# Data provided start
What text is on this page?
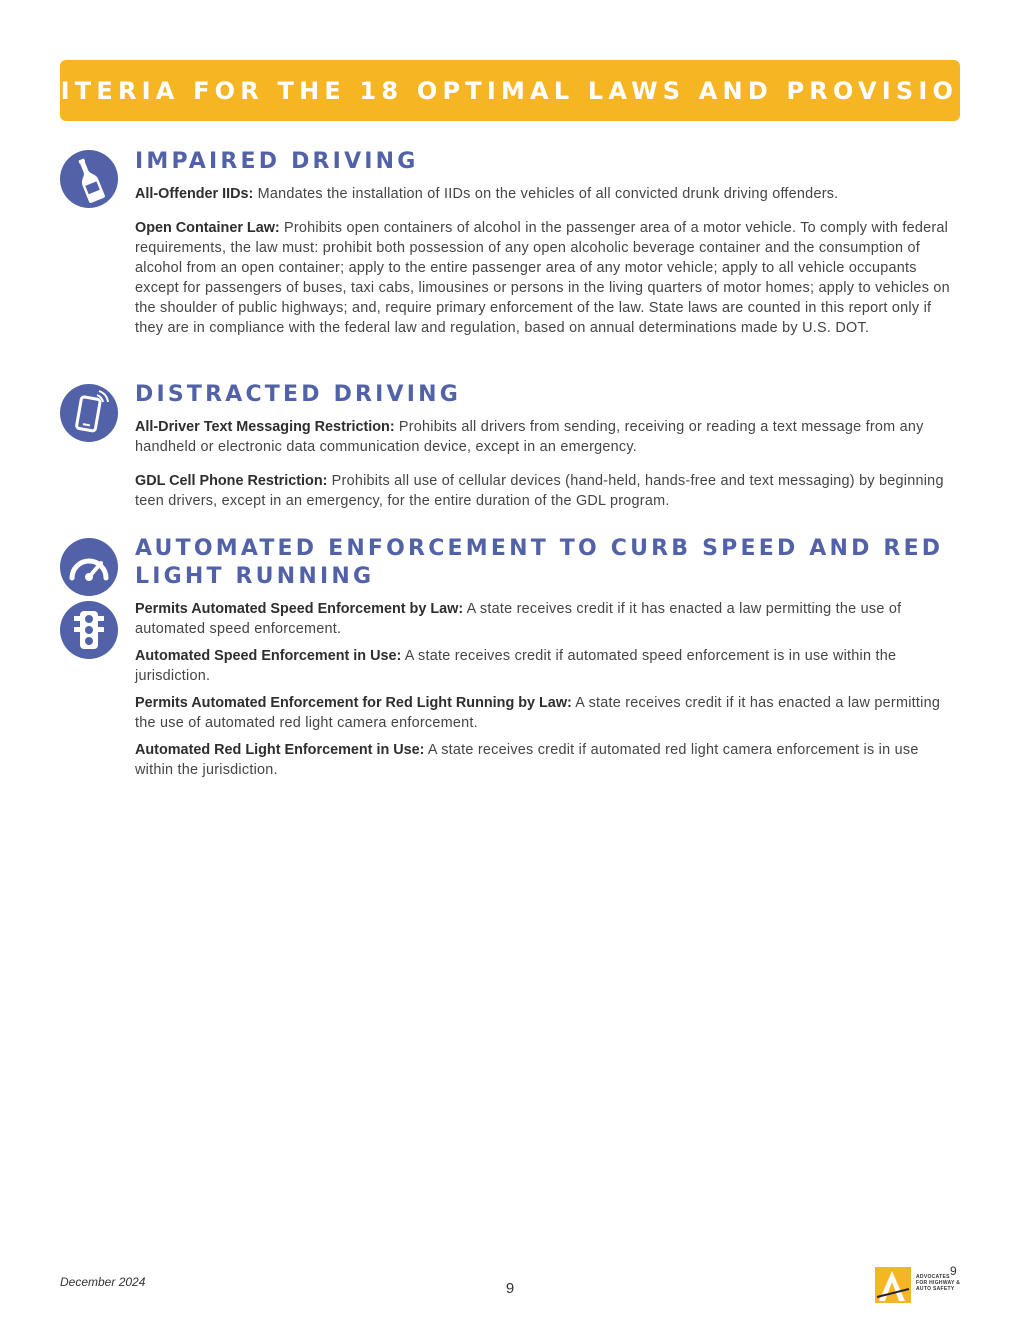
CRITERIA FOR THE 18 OPTIMAL LAWS AND PROVISIONS
IMPAIRED DRIVING

All-Offender IIDs: Mandates the installation of IIDs on the vehicles of all convicted drunk driving offenders.

Open Container Law: Prohibits open containers of alcohol in the passenger area of a motor vehicle. To comply with federal requirements, the law must: prohibit both possession of any open alcoholic beverage container and the consumption of alcohol from an open container; apply to the entire passenger area of any motor vehicle; apply to all vehicle occupants except for passengers of buses, taxi cabs, limousines or persons in the living quarters of motor homes; apply to vehicles on the shoulder of public highways; and, require primary enforcement of the law. State laws are counted in this report only if they are in compliance with the federal law and regulation, based on annual determinations made by U.S. DOT.

DISTRACTED DRIVING

All-Driver Text Messaging Restriction: Prohibits all drivers from sending, receiving or reading a text message from any handheld or electronic data communication device, except in an emergency.

GDL Cell Phone Restriction: Prohibits all use of cellular devices (hand-held, hands-free and text messaging) by beginning teen drivers, except in an emergency, for the entire duration of the GDL program.

AUTOMATED ENFORCEMENT TO CURB SPEED AND RED LIGHT RUNNING

Permits Automated Speed Enforcement by Law: A state receives credit if it has enacted a law permitting the use of automated speed enforcement.

Automated Speed Enforcement in Use: A state receives credit if automated speed enforcement is in use within the jurisdiction.

Permits Automated Enforcement for Red Light Running by Law: A state receives credit if it has enacted a law permitting the use of automated red light camera enforcement.

Automated Red Light Enforcement in Use: A state receives credit if automated red light camera enforcement is in use within the jurisdiction.

December 2024	9
ADVOCATES FOR HIGHWAY & AUTO SAFETY
9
# Data provided end
- **Aim of the exercise**
In the records above, how many lines contain the word "camera"? Give the number alone.

- **Output for this exercise**
2